Document section below:

2. Community Oncology Alliance statement on CMS guidance allowing step therapy in Medicare Advantage plans [press release]. Washington, DC: COA; August 7, 2018. globenewswire.com/news-re- lease/2018/08/08/1548598/0/en/Community-Oncology-Alliance-Statement-on-CMS-Guidance-Allo- wing-Step-Therapy-in-Medicare-Advantage-Plans.html. Accessed August 8, 2018.

Cancer Types Can Affect How Well Providers May Perform Under OCM

The type of cancer a provider treats can determine how well he or she performs under the Oncology Care Model (OCM), according to research from Avalere Health that was presented1 at the American Society of Clinical Oncology Quality Care Symposium.

The Avalere researchers constructed and analyzed OCM episodes using Medicare Part A/B fee-for-service claims and Part D prescription drug event data. They then compared the average actual Medicare costs with the OCM predicted costs for each of the 21 types of cancer included in the OCM.

End of Document section.
Records shown below:

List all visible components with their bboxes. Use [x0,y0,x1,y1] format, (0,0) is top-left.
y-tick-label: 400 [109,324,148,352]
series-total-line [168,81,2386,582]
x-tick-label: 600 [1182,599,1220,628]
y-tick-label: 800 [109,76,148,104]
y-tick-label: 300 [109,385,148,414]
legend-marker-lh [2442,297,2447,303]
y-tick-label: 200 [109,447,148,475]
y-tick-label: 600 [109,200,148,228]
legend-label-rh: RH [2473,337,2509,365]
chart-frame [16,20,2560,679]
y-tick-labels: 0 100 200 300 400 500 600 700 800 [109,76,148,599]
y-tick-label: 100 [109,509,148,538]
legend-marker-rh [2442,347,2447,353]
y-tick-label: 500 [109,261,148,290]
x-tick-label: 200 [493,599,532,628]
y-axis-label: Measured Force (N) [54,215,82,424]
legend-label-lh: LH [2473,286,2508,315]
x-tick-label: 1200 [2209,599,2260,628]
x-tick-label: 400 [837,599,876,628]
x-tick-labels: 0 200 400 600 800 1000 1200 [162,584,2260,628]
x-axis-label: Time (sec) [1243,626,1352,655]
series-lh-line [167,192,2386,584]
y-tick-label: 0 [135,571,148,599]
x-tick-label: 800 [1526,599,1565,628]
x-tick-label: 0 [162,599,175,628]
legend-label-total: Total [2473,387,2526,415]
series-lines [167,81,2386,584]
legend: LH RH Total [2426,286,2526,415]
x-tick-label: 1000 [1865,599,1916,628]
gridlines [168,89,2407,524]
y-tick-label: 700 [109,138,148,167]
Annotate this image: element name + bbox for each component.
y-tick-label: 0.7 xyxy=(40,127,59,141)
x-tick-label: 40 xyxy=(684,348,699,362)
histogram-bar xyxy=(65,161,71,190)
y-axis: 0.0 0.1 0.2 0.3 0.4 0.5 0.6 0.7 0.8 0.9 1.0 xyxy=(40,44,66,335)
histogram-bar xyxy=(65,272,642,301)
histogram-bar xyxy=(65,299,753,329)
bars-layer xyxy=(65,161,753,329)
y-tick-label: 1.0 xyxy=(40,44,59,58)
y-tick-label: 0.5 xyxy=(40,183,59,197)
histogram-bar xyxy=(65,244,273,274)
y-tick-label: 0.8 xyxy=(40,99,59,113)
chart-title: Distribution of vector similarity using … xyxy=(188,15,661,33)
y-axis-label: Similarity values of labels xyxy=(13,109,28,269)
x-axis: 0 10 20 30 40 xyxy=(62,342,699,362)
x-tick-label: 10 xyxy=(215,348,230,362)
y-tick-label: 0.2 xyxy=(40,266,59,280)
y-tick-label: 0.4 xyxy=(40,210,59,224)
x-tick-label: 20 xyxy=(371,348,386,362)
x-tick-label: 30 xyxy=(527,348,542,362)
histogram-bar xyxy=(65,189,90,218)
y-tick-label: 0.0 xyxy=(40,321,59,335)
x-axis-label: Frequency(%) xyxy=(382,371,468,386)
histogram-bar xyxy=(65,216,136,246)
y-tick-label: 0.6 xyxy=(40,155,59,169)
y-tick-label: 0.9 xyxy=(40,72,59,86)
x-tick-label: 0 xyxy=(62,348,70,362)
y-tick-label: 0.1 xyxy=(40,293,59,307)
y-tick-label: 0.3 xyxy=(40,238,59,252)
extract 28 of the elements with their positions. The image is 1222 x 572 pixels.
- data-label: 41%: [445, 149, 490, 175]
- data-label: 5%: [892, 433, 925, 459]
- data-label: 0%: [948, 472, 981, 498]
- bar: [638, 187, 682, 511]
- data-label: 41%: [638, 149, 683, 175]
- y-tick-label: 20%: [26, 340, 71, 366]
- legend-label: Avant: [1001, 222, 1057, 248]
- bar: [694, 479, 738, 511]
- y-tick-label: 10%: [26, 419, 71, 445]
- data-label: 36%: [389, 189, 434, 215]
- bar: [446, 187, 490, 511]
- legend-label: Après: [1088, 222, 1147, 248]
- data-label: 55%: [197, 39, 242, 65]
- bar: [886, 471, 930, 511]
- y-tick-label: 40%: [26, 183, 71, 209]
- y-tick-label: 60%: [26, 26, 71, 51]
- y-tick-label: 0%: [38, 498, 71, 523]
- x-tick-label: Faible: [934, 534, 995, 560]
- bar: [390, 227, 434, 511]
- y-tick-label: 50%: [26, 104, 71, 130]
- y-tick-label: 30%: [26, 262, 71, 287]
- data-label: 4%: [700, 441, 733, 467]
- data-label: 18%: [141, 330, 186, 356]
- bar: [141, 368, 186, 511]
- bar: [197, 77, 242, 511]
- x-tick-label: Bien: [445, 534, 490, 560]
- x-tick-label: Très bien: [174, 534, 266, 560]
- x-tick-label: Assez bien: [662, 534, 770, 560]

End of Records shown.

▶ [Task details] Extend the article on how cancer type affects provider performance under the Oncology Care Model, starting right after its last sentence.

▶ [Response to the task]
First, they found that 62% of the cancer episodes occurring during the OCM baseline period were either breast or prostate cancer. Although the average and predicted OCM episode for the baseline period was $20,900 across all cancer types, the average and predicted costs varied for individual cancer types. For instance, actual costs were an average 8% higher than predicted in lung and liver cancer episodes. Meanwhile, the actual costs for bladder and female genitourinary cancers other than ovarian were 5% lower on average compared with the predicted costs.

“As the shift toward value-based care continues, it is important to evaluate how new payment models, like the Oncology Care Model, may affect physicians and patients,” Richard Kane, senior director at Avalere, said in a statement.2 “Our research suggests that clinicians who treat certain cancer types may perform better under the Oncology Care Model.”

Performance on quality scores also varied by cancer type, with acute leukemia and head-and- neck cancers performing worse; none of the possible quality points were achieved. However, in bladder cancers, 92% of the possible quality points were achieved, on average. According to the research, 8 cancer types that account for 80% of OCM episodes achieved, on average, more than 50% of possible quality points. In comparison, the 11 cancer types that account for just 20% of OCM episodes achieved, on average, less than 50% of possible quality points.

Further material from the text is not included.